-- Aim of the exercise --
Write out the material exactly, without any of its pictures.

-- Extracted information --
»»
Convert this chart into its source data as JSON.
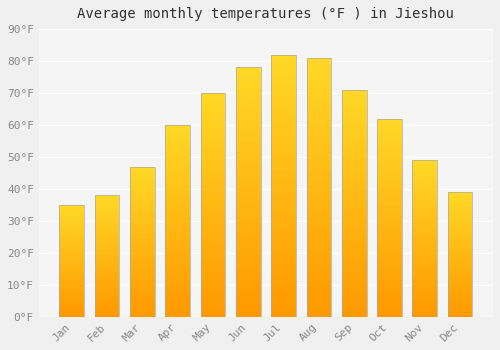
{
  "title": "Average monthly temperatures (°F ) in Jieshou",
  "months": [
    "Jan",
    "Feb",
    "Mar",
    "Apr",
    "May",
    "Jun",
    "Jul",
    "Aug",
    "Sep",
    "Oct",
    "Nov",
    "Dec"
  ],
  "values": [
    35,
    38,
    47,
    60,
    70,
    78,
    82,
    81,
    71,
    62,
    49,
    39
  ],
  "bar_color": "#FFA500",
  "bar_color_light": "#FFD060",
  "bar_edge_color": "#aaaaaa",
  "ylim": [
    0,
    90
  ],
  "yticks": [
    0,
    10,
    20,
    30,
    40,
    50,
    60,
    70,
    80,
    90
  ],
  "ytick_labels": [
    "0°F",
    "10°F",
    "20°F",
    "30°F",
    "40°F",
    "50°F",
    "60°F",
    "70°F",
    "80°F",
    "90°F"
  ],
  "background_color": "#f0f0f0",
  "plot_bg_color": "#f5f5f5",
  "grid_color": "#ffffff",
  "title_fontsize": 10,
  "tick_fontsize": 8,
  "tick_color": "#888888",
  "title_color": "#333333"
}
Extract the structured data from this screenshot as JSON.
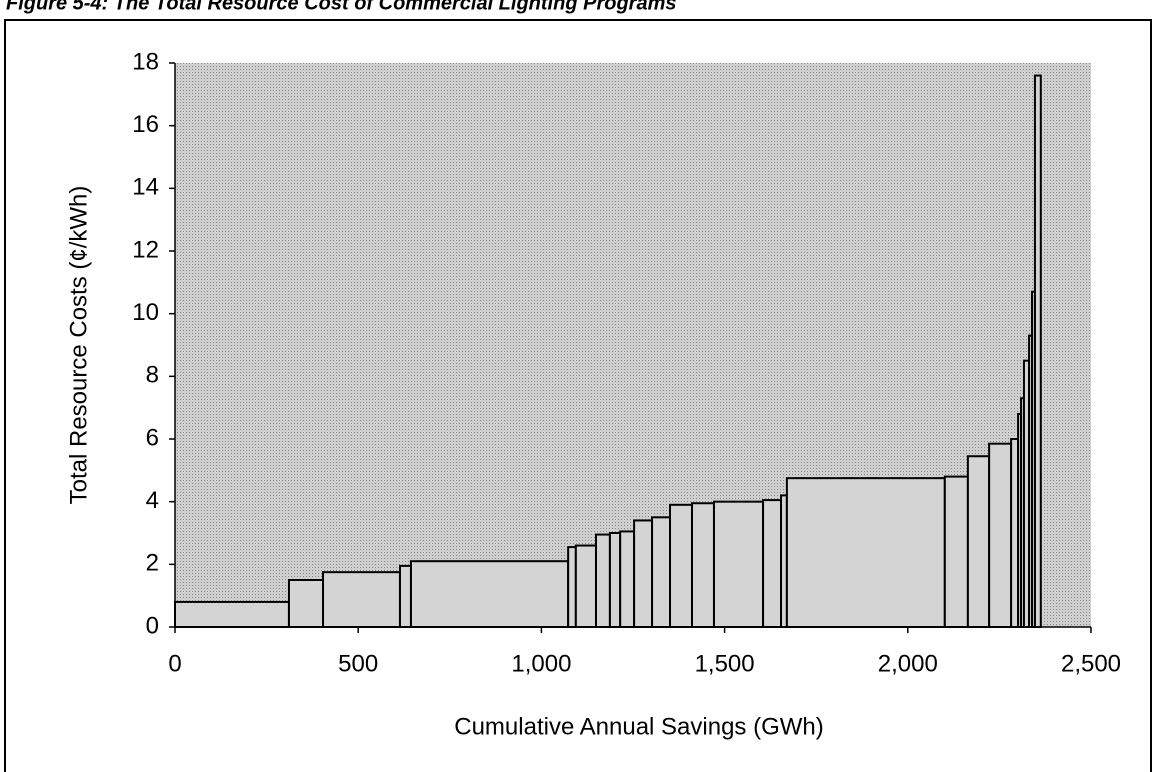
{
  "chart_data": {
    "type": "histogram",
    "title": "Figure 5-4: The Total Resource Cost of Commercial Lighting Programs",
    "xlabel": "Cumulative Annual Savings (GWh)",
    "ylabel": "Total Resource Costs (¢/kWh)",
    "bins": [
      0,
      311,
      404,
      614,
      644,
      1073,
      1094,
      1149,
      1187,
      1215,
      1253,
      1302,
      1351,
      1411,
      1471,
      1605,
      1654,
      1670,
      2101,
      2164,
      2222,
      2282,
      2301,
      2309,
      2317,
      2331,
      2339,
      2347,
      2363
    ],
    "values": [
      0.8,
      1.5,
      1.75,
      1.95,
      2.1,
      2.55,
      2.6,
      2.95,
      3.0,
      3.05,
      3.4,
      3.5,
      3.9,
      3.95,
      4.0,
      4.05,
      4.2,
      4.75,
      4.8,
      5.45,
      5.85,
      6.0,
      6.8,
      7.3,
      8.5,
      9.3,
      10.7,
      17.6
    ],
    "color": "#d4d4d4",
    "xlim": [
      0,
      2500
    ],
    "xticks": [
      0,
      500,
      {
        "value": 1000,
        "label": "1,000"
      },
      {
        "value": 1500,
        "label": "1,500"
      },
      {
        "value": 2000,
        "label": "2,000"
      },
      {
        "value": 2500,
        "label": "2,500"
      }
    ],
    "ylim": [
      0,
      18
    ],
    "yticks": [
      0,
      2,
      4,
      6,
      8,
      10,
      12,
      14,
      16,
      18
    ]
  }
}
««
-- Expected answer --
Convert this chart into its source data as JSON.
{
  "title": "Average monthly temperatures (°F ) in Jieshou",
  "months": [
    "Jan",
    "Feb",
    "Mar",
    "Apr",
    "May",
    "Jun",
    "Jul",
    "Aug",
    "Sep",
    "Oct",
    "Nov",
    "Dec"
  ],
  "values": [
    35,
    38,
    47,
    60,
    70,
    78,
    82,
    81,
    71,
    62,
    49,
    39
  ],
  "bar_color": "#FFA500",
  "bar_color_light": "#FFD060",
  "bar_edge_color": "#aaaaaa",
  "ylim": [
    0,
    90
  ],
  "yticks": [
    0,
    10,
    20,
    30,
    40,
    50,
    60,
    70,
    80,
    90
  ],
  "ytick_labels": [
    "0°F",
    "10°F",
    "20°F",
    "30°F",
    "40°F",
    "50°F",
    "60°F",
    "70°F",
    "80°F",
    "90°F"
  ],
  "background_color": "#f0f0f0",
  "plot_bg_color": "#f5f5f5",
  "grid_color": "#ffffff",
  "title_fontsize": 10,
  "tick_fontsize": 8,
  "tick_color": "#888888",
  "title_color": "#333333"
}
Extract the structured data from this screenshot as JSON.
{
  "chart_data": {
    "type": "histogram",
    "title": "Figure 5-4: The Total Resource Cost of Commercial Lighting Programs",
    "xlabel": "Cumulative Annual Savings (GWh)",
    "ylabel": "Total Resource Costs (¢/kWh)",
    "bins": [
      0,
      311,
      404,
      614,
      644,
      1073,
      1094,
      1149,
      1187,
      1215,
      1253,
      1302,
      1351,
      1411,
      1471,
      1605,
      1654,
      1670,
      2101,
      2164,
      2222,
      2282,
      2301,
      2309,
      2317,
      2331,
      2339,
      2347,
      2363
    ],
    "values": [
      0.8,
      1.5,
      1.75,
      1.95,
      2.1,
      2.55,
      2.6,
      2.95,
      3.0,
      3.05,
      3.4,
      3.5,
      3.9,
      3.95,
      4.0,
      4.05,
      4.2,
      4.75,
      4.8,
      5.45,
      5.85,
      6.0,
      6.8,
      7.3,
      8.5,
      9.3,
      10.7,
      17.6
    ],
    "color": "#d4d4d4",
    "xlim": [
      0,
      2500
    ],
    "xticks": [
      0,
      500,
      {
        "value": 1000,
        "label": "1,000"
      },
      {
        "value": 1500,
        "label": "1,500"
      },
      {
        "value": 2000,
        "label": "2,000"
      },
      {
        "value": 2500,
        "label": "2,500"
      }
    ],
    "ylim": [
      0,
      18
    ],
    "yticks": [
      0,
      2,
      4,
      6,
      8,
      10,
      12,
      14,
      16,
      18
    ]
  }
}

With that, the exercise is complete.